Task instructions: Drop every picture, then transcribe the remaining data exactly.
====== Records for this task
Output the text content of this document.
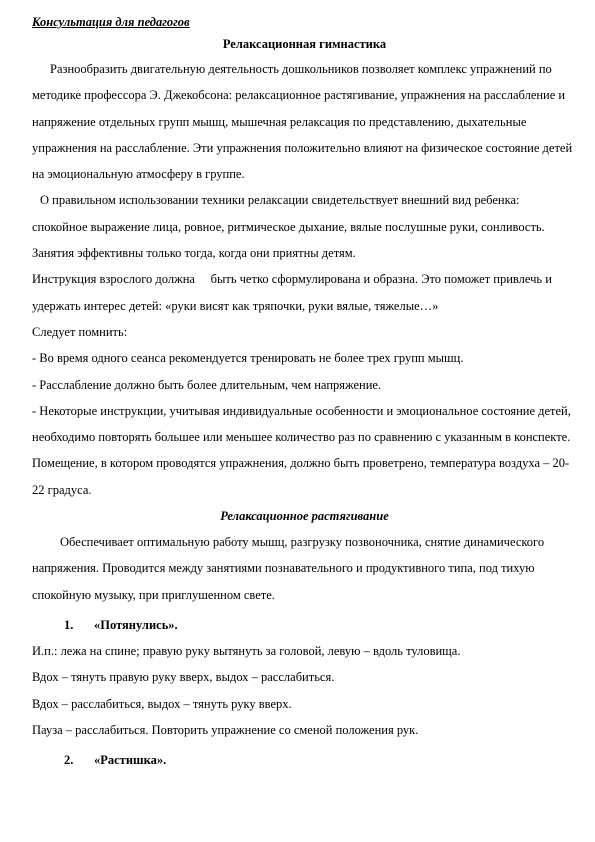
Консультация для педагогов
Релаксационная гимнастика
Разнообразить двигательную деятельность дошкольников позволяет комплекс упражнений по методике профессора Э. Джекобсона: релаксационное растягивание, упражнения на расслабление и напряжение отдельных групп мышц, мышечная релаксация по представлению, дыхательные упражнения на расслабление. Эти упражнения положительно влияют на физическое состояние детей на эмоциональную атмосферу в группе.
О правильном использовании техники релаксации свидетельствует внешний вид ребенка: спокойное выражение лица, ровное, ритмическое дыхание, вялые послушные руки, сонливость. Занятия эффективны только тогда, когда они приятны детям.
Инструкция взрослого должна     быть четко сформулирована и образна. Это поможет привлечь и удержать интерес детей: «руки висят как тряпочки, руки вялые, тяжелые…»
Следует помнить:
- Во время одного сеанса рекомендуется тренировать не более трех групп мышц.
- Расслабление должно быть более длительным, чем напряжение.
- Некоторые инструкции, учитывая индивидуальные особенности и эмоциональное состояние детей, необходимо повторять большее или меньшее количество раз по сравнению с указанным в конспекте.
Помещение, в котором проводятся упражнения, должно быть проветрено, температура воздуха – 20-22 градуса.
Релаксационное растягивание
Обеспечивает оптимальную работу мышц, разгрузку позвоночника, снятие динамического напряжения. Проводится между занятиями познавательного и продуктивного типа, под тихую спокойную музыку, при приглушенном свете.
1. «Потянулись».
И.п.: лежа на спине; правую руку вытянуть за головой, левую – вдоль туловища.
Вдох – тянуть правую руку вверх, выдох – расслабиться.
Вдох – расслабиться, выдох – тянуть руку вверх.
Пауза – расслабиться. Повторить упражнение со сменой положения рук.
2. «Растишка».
============
Result for this exercise:
Output the text content of this document.
Консультация для педагогов
Релаксационная гимнастика
Разнообразить двигательную деятельность дошкольников позволяет комплекс упражнений по методике профессора Э. Джекобсона: релаксационное растягивание, упражнения на расслабление и напряжение отдельных групп мышц, мышечная релаксация по представлению, дыхательные упражнения на расслабление. Эти упражнения положительно влияют на физическое состояние детей на эмоциональную атмосферу в группе.
О правильном использовании техники релаксации свидетельствует внешний вид ребенка: спокойное выражение лица, ровное, ритмическое дыхание, вялые послушные руки, сонливость. Занятия эффективны только тогда, когда они приятны детям.
Инструкция взрослого должна     быть четко сформулирована и образна. Это поможет привлечь и удержать интерес детей: «руки висят как тряпочки, руки вялые, тяжелые…»
Следует помнить:
- Во время одного сеанса рекомендуется тренировать не более трех групп мышц.
- Расслабление должно быть более длительным, чем напряжение.
- Некоторые инструкции, учитывая индивидуальные особенности и эмоциональное состояние детей, необходимо повторять большее или меньшее количество раз по сравнению с указанным в конспекте.
Помещение, в котором проводятся упражнения, должно быть проветрено, температура воздуха – 20-22 градуса.
Релаксационное растягивание
Обеспечивает оптимальную работу мышц, разгрузку позвоночника, снятие динамического напряжения. Проводится между занятиями познавательного и продуктивного типа, под тихую спокойную музыку, при приглушенном свете.
1. «Потянулись».
И.п.: лежа на спине; правую руку вытянуть за головой, левую – вдоль туловища.
Вдох – тянуть правую руку вверх, выдох – расслабиться.
Вдох – расслабиться, выдох – тянуть руку вверх.
Пауза – расслабиться. Повторить упражнение со сменой положения рук.
2. «Растишка».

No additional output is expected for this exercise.